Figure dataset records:

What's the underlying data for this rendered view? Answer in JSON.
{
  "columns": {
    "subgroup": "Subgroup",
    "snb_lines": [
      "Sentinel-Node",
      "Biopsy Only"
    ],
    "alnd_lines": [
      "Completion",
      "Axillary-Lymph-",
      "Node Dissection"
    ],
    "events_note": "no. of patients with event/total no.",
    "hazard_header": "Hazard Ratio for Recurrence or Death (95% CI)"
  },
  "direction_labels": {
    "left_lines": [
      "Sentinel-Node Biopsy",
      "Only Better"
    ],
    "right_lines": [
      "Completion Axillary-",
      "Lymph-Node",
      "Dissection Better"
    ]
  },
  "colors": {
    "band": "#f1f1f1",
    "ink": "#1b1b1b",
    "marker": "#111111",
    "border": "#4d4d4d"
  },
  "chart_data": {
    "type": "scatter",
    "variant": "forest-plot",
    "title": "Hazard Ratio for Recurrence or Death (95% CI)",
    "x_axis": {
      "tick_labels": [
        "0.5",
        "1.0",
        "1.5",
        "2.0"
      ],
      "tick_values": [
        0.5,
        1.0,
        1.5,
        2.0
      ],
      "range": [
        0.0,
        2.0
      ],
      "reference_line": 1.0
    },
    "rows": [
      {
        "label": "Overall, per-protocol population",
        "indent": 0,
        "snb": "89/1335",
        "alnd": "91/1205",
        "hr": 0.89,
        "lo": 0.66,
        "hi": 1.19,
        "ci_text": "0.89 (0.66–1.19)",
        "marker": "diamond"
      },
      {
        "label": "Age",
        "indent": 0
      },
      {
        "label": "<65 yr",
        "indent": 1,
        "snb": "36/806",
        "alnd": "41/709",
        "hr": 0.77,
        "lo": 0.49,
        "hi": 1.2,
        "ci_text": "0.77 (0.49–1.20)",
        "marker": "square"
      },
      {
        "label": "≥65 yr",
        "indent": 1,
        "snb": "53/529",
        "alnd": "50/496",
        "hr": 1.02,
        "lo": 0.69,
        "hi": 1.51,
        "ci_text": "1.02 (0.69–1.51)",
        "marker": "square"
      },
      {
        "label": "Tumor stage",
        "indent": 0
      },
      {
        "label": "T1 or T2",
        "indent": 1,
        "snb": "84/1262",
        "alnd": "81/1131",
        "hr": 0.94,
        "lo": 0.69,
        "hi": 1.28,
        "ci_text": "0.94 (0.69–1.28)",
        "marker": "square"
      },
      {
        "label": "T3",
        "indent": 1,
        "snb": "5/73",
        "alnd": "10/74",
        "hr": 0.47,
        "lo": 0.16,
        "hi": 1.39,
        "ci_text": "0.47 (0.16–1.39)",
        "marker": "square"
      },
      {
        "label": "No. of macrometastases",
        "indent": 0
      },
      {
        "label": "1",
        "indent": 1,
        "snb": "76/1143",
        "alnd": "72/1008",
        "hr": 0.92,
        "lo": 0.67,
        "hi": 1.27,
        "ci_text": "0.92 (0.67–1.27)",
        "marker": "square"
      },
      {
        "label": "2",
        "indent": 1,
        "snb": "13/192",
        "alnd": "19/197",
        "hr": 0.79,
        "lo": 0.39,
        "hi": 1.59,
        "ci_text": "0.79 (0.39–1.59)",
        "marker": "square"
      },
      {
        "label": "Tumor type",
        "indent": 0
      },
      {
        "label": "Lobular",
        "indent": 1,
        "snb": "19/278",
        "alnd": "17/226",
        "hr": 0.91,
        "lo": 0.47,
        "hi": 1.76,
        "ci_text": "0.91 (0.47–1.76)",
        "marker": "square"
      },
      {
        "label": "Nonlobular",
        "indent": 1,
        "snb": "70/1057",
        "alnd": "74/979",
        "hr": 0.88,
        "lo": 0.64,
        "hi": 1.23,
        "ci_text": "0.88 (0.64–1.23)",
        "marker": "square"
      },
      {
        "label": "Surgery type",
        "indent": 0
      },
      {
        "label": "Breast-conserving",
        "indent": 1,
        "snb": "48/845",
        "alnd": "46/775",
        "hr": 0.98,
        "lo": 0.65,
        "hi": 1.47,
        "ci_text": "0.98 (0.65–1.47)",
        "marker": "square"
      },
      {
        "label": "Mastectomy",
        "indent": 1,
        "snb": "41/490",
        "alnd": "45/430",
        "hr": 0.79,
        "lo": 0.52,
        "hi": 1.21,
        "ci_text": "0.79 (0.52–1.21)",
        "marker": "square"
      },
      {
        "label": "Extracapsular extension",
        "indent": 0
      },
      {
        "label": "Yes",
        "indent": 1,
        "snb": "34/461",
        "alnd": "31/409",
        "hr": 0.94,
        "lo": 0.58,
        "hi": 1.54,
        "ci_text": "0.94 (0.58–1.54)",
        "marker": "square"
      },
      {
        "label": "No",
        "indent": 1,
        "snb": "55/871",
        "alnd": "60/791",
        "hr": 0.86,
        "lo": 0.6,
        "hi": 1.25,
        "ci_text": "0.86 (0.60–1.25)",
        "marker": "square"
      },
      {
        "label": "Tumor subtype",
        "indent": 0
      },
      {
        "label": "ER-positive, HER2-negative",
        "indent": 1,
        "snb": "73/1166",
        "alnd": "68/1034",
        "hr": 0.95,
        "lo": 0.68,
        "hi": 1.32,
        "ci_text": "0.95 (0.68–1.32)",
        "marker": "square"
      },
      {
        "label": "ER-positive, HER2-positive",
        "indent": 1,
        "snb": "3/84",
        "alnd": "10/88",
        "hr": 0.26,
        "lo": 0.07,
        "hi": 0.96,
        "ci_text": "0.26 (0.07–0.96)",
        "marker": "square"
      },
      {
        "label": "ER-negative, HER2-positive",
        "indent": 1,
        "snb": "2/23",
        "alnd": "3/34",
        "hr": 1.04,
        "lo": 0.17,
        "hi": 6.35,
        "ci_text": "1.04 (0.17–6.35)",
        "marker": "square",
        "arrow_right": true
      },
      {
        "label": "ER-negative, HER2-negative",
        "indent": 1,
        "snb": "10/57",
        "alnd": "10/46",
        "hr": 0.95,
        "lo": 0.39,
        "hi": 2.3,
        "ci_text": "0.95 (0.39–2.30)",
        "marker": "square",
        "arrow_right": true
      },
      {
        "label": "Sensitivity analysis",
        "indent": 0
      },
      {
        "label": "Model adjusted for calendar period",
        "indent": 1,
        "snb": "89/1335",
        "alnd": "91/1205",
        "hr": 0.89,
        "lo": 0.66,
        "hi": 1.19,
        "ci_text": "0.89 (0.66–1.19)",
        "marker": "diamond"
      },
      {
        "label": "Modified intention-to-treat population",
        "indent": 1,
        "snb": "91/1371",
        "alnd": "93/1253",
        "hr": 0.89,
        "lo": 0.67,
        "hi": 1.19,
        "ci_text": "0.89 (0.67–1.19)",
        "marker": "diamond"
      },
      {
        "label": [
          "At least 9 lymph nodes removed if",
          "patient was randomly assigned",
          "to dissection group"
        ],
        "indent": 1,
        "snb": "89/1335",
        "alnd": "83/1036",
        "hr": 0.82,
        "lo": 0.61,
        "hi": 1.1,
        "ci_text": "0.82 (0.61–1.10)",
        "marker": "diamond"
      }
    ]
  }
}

Exercise requirements: Show me all lines in the records that contain "population".

Task output:
        "label": "Overall, per-protocol population",
        "label": "Modified intention-to-treat population",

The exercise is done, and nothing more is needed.